- **The task**
Transcribe each line exactly.

- **Entries shown**
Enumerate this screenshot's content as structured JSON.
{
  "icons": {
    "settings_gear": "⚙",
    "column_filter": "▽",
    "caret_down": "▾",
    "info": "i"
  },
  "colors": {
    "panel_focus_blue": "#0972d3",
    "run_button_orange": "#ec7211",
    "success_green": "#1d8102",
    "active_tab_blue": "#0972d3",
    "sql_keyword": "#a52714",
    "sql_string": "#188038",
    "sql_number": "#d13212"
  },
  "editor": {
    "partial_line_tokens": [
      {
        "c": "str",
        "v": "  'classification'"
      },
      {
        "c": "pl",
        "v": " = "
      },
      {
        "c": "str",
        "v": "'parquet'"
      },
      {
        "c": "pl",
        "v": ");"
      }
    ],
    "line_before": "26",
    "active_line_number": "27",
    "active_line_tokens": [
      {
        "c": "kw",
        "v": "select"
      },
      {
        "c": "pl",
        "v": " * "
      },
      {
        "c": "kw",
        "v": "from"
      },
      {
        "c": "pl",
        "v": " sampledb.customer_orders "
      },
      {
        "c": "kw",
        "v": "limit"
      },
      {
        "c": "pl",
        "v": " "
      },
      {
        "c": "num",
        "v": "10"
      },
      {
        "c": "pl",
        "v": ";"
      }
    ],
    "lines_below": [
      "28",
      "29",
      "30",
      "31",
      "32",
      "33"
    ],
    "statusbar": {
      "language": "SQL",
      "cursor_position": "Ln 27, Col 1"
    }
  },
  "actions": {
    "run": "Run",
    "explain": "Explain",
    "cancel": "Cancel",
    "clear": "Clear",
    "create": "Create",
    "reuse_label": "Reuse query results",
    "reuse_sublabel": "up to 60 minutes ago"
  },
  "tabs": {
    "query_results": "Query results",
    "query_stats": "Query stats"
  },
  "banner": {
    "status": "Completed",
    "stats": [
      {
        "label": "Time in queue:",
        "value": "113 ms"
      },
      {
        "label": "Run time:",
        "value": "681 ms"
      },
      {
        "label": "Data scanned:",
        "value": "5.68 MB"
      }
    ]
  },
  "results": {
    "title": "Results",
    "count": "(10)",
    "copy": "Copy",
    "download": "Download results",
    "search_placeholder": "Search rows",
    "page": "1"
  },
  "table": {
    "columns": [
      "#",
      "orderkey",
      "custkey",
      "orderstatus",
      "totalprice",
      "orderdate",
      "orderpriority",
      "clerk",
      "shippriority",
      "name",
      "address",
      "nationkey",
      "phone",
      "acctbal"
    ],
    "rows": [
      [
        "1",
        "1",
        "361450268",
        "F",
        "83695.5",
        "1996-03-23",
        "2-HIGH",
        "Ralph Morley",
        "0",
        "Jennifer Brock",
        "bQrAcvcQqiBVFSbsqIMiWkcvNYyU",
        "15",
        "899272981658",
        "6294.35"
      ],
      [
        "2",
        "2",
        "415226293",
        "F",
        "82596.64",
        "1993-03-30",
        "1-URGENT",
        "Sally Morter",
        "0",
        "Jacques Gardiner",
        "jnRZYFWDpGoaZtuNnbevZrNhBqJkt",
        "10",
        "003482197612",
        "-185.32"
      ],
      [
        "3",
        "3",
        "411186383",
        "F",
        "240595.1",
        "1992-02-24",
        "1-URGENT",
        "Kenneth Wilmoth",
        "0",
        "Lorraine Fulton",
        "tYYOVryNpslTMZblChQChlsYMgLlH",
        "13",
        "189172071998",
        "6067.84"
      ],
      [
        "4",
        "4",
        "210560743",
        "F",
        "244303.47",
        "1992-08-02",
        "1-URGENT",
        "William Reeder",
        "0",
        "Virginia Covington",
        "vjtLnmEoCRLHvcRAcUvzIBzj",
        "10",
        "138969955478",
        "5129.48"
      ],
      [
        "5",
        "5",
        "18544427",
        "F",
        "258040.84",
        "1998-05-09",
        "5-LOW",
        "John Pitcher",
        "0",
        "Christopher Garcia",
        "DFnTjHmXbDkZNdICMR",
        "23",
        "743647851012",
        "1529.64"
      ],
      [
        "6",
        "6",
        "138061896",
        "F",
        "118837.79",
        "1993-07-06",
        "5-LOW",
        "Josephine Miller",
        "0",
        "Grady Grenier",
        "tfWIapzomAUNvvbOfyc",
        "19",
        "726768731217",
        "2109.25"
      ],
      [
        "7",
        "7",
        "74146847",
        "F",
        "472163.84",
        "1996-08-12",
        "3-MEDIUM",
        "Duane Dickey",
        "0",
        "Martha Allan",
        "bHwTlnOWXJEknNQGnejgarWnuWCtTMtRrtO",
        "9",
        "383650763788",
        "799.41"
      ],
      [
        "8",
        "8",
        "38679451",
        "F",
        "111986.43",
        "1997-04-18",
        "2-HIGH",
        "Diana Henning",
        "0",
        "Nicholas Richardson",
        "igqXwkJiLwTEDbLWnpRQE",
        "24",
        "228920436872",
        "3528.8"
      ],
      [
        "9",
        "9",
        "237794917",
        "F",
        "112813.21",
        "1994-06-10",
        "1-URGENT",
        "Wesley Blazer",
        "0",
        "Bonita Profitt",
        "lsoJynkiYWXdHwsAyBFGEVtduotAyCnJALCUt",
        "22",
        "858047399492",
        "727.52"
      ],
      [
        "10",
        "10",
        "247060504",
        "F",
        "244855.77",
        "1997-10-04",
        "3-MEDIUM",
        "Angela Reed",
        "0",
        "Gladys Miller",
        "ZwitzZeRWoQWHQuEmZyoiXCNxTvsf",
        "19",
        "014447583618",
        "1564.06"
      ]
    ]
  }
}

- **Answer in full**
Enumerate this screenshot's content as structured JSON.
{
  "icons": {
    "settings_gear": "⚙",
    "column_filter": "▽",
    "caret_down": "▾",
    "info": "i"
  },
  "colors": {
    "panel_focus_blue": "#0972d3",
    "run_button_orange": "#ec7211",
    "success_green": "#1d8102",
    "active_tab_blue": "#0972d3",
    "sql_keyword": "#a52714",
    "sql_string": "#188038",
    "sql_number": "#d13212"
  },
  "editor": {
    "partial_line_tokens": [
      {
        "c": "str",
        "v": "  'classification'"
      },
      {
        "c": "pl",
        "v": " = "
      },
      {
        "c": "str",
        "v": "'parquet'"
      },
      {
        "c": "pl",
        "v": ");"
      }
    ],
    "line_before": "26",
    "active_line_number": "27",
    "active_line_tokens": [
      {
        "c": "kw",
        "v": "select"
      },
      {
        "c": "pl",
        "v": " * "
      },
      {
        "c": "kw",
        "v": "from"
      },
      {
        "c": "pl",
        "v": " sampledb.customer_orders "
      },
      {
        "c": "kw",
        "v": "limit"
      },
      {
        "c": "pl",
        "v": " "
      },
      {
        "c": "num",
        "v": "10"
      },
      {
        "c": "pl",
        "v": ";"
      }
    ],
    "lines_below": [
      "28",
      "29",
      "30",
      "31",
      "32",
      "33"
    ],
    "statusbar": {
      "language": "SQL",
      "cursor_position": "Ln 27, Col 1"
    }
  },
  "actions": {
    "run": "Run",
    "explain": "Explain",
    "cancel": "Cancel",
    "clear": "Clear",
    "create": "Create",
    "reuse_label": "Reuse query results",
    "reuse_sublabel": "up to 60 minutes ago"
  },
  "tabs": {
    "query_results": "Query results",
    "query_stats": "Query stats"
  },
  "banner": {
    "status": "Completed",
    "stats": [
      {
        "label": "Time in queue:",
        "value": "113 ms"
      },
      {
        "label": "Run time:",
        "value": "681 ms"
      },
      {
        "label": "Data scanned:",
        "value": "5.68 MB"
      }
    ]
  },
  "results": {
    "title": "Results",
    "count": "(10)",
    "copy": "Copy",
    "download": "Download results",
    "search_placeholder": "Search rows",
    "page": "1"
  },
  "table": {
    "columns": [
      "#",
      "orderkey",
      "custkey",
      "orderstatus",
      "totalprice",
      "orderdate",
      "orderpriority",
      "clerk",
      "shippriority",
      "name",
      "address",
      "nationkey",
      "phone",
      "acctbal"
    ],
    "rows": [
      [
        "1",
        "1",
        "361450268",
        "F",
        "83695.5",
        "1996-03-23",
        "2-HIGH",
        "Ralph Morley",
        "0",
        "Jennifer Brock",
        "bQrAcvcQqiBVFSbsqIMiWkcvNYyU",
        "15",
        "899272981658",
        "6294.35"
      ],
      [
        "2",
        "2",
        "415226293",
        "F",
        "82596.64",
        "1993-03-30",
        "1-URGENT",
        "Sally Morter",
        "0",
        "Jacques Gardiner",
        "jnRZYFWDpGoaZtuNnbevZrNhBqJkt",
        "10",
        "003482197612",
        "-185.32"
      ],
      [
        "3",
        "3",
        "411186383",
        "F",
        "240595.1",
        "1992-02-24",
        "1-URGENT",
        "Kenneth Wilmoth",
        "0",
        "Lorraine Fulton",
        "tYYOVryNpslTMZblChQChlsYMgLlH",
        "13",
        "189172071998",
        "6067.84"
      ],
      [
        "4",
        "4",
        "210560743",
        "F",
        "244303.47",
        "1992-08-02",
        "1-URGENT",
        "William Reeder",
        "0",
        "Virginia Covington",
        "vjtLnmEoCRLHvcRAcUvzIBzj",
        "10",
        "138969955478",
        "5129.48"
      ],
      [
        "5",
        "5",
        "18544427",
        "F",
        "258040.84",
        "1998-05-09",
        "5-LOW",
        "John Pitcher",
        "0",
        "Christopher Garcia",
        "DFnTjHmXbDkZNdICMR",
        "23",
        "743647851012",
        "1529.64"
      ],
      [
        "6",
        "6",
        "138061896",
        "F",
        "118837.79",
        "1993-07-06",
        "5-LOW",
        "Josephine Miller",
        "0",
        "Grady Grenier",
        "tfWIapzomAUNvvbOfyc",
        "19",
        "726768731217",
        "2109.25"
      ],
      [
        "7",
        "7",
        "74146847",
        "F",
        "472163.84",
        "1996-08-12",
        "3-MEDIUM",
        "Duane Dickey",
        "0",
        "Martha Allan",
        "bHwTlnOWXJEknNQGnejgarWnuWCtTMtRrtO",
        "9",
        "383650763788",
        "799.41"
      ],
      [
        "8",
        "8",
        "38679451",
        "F",
        "111986.43",
        "1997-04-18",
        "2-HIGH",
        "Diana Henning",
        "0",
        "Nicholas Richardson",
        "igqXwkJiLwTEDbLWnpRQE",
        "24",
        "228920436872",
        "3528.8"
      ],
      [
        "9",
        "9",
        "237794917",
        "F",
        "112813.21",
        "1994-06-10",
        "1-URGENT",
        "Wesley Blazer",
        "0",
        "Bonita Profitt",
        "lsoJynkiYWXdHwsAyBFGEVtduotAyCnJALCUt",
        "22",
        "858047399492",
        "727.52"
      ],
      [
        "10",
        "10",
        "247060504",
        "F",
        "244855.77",
        "1997-10-04",
        "3-MEDIUM",
        "Angela Reed",
        "0",
        "Gladys Miller",
        "ZwitzZeRWoQWHQuEmZyoiXCNxTvsf",
        "19",
        "014447583618",
        "1564.06"
      ]
    ]
  }
}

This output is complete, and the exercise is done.